§ **Data supplied**
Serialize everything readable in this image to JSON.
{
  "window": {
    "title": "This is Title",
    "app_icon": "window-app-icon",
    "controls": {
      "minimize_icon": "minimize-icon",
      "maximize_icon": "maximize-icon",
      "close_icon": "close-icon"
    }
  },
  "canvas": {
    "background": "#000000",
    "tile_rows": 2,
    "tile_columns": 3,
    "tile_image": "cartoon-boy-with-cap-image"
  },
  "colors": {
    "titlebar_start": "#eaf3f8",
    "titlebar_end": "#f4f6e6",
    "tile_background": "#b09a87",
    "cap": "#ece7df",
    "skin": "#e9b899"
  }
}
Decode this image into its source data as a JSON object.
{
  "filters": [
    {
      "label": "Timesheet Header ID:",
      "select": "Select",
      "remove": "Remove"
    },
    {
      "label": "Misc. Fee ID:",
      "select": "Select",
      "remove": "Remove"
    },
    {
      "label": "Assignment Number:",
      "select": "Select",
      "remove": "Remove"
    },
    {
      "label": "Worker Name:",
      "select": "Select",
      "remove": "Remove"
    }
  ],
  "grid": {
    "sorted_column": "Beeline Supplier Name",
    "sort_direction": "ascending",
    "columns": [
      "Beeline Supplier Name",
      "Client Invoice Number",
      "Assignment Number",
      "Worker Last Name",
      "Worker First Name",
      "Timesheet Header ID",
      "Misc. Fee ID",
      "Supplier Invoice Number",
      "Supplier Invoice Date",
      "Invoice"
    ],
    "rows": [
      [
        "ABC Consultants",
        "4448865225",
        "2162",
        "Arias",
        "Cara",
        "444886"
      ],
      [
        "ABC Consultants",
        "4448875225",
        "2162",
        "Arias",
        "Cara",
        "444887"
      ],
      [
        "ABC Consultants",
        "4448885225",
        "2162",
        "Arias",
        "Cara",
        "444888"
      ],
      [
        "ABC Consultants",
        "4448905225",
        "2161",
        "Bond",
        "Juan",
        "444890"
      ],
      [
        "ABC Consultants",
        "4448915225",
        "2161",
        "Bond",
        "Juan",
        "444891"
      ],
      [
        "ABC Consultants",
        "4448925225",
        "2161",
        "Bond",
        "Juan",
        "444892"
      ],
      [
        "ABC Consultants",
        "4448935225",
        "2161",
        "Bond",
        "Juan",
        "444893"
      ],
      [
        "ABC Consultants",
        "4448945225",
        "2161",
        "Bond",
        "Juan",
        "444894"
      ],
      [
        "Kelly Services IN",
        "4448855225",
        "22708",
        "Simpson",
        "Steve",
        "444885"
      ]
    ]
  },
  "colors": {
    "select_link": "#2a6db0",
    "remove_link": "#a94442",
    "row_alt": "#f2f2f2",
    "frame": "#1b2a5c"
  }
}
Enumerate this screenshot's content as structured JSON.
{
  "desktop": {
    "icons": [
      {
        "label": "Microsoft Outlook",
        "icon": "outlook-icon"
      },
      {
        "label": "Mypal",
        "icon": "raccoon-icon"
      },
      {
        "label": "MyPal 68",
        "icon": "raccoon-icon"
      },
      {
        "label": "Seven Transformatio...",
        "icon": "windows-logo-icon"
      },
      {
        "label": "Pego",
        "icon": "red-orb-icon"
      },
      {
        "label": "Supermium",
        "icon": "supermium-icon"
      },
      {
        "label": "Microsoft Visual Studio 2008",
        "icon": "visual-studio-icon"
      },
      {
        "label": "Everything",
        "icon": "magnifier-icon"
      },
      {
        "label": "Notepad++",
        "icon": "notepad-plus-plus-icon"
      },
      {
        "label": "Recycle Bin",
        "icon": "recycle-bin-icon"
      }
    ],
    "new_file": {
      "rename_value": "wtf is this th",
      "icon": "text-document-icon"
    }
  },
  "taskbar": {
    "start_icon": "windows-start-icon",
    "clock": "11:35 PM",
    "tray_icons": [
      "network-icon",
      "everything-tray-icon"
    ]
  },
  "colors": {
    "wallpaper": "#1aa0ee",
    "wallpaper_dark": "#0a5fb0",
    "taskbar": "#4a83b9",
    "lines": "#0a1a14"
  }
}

§ **What you need to do**
All of the data must be returned exactly.

§ **Solved problem**
Serialize everything readable in this image to JSON.
{
  "window": {
    "title": "This is Title",
    "app_icon": "window-app-icon",
    "controls": {
      "minimize_icon": "minimize-icon",
      "maximize_icon": "maximize-icon",
      "close_icon": "close-icon"
    }
  },
  "canvas": {
    "background": "#000000",
    "tile_rows": 2,
    "tile_columns": 3,
    "tile_image": "cartoon-boy-with-cap-image"
  },
  "colors": {
    "titlebar_start": "#eaf3f8",
    "titlebar_end": "#f4f6e6",
    "tile_background": "#b09a87",
    "cap": "#ece7df",
    "skin": "#e9b899"
  }
}
Decode this image into its source data as a JSON object.
{
  "filters": [
    {
      "label": "Timesheet Header ID:",
      "select": "Select",
      "remove": "Remove"
    },
    {
      "label": "Misc. Fee ID:",
      "select": "Select",
      "remove": "Remove"
    },
    {
      "label": "Assignment Number:",
      "select": "Select",
      "remove": "Remove"
    },
    {
      "label": "Worker Name:",
      "select": "Select",
      "remove": "Remove"
    }
  ],
  "grid": {
    "sorted_column": "Beeline Supplier Name",
    "sort_direction": "ascending",
    "columns": [
      "Beeline Supplier Name",
      "Client Invoice Number",
      "Assignment Number",
      "Worker Last Name",
      "Worker First Name",
      "Timesheet Header ID",
      "Misc. Fee ID",
      "Supplier Invoice Number",
      "Supplier Invoice Date",
      "Invoice"
    ],
    "rows": [
      [
        "ABC Consultants",
        "4448865225",
        "2162",
        "Arias",
        "Cara",
        "444886"
      ],
      [
        "ABC Consultants",
        "4448875225",
        "2162",
        "Arias",
        "Cara",
        "444887"
      ],
      [
        "ABC Consultants",
        "4448885225",
        "2162",
        "Arias",
        "Cara",
        "444888"
      ],
      [
        "ABC Consultants",
        "4448905225",
        "2161",
        "Bond",
        "Juan",
        "444890"
      ],
      [
        "ABC Consultants",
        "4448915225",
        "2161",
        "Bond",
        "Juan",
        "444891"
      ],
      [
        "ABC Consultants",
        "4448925225",
        "2161",
        "Bond",
        "Juan",
        "444892"
      ],
      [
        "ABC Consultants",
        "4448935225",
        "2161",
        "Bond",
        "Juan",
        "444893"
      ],
      [
        "ABC Consultants",
        "4448945225",
        "2161",
        "Bond",
        "Juan",
        "444894"
      ],
      [
        "Kelly Services IN",
        "4448855225",
        "22708",
        "Simpson",
        "Steve",
        "444885"
      ]
    ]
  },
  "colors": {
    "select_link": "#2a6db0",
    "remove_link": "#a94442",
    "row_alt": "#f2f2f2",
    "frame": "#1b2a5c"
  }
}
Enumerate this screenshot's content as structured JSON.
{
  "desktop": {
    "icons": [
      {
        "label": "Microsoft Outlook",
        "icon": "outlook-icon"
      },
      {
        "label": "Mypal",
        "icon": "raccoon-icon"
      },
      {
        "label": "MyPal 68",
        "icon": "raccoon-icon"
      },
      {
        "label": "Seven Transformatio...",
        "icon": "windows-logo-icon"
      },
      {
        "label": "Pego",
        "icon": "red-orb-icon"
      },
      {
        "label": "Supermium",
        "icon": "supermium-icon"
      },
      {
        "label": "Microsoft Visual Studio 2008",
        "icon": "visual-studio-icon"
      },
      {
        "label": "Everything",
        "icon": "magnifier-icon"
      },
      {
        "label": "Notepad++",
        "icon": "notepad-plus-plus-icon"
      },
      {
        "label": "Recycle Bin",
        "icon": "recycle-bin-icon"
      }
    ],
    "new_file": {
      "rename_value": "wtf is this th",
      "icon": "text-document-icon"
    }
  },
  "taskbar": {
    "start_icon": "windows-start-icon",
    "clock": "11:35 PM",
    "tray_icons": [
      "network-icon",
      "everything-tray-icon"
    ]
  },
  "colors": {
    "wallpaper": "#1aa0ee",
    "wallpaper_dark": "#0a5fb0",
    "taskbar": "#4a83b9",
    "lines": "#0a1a14"
  }
}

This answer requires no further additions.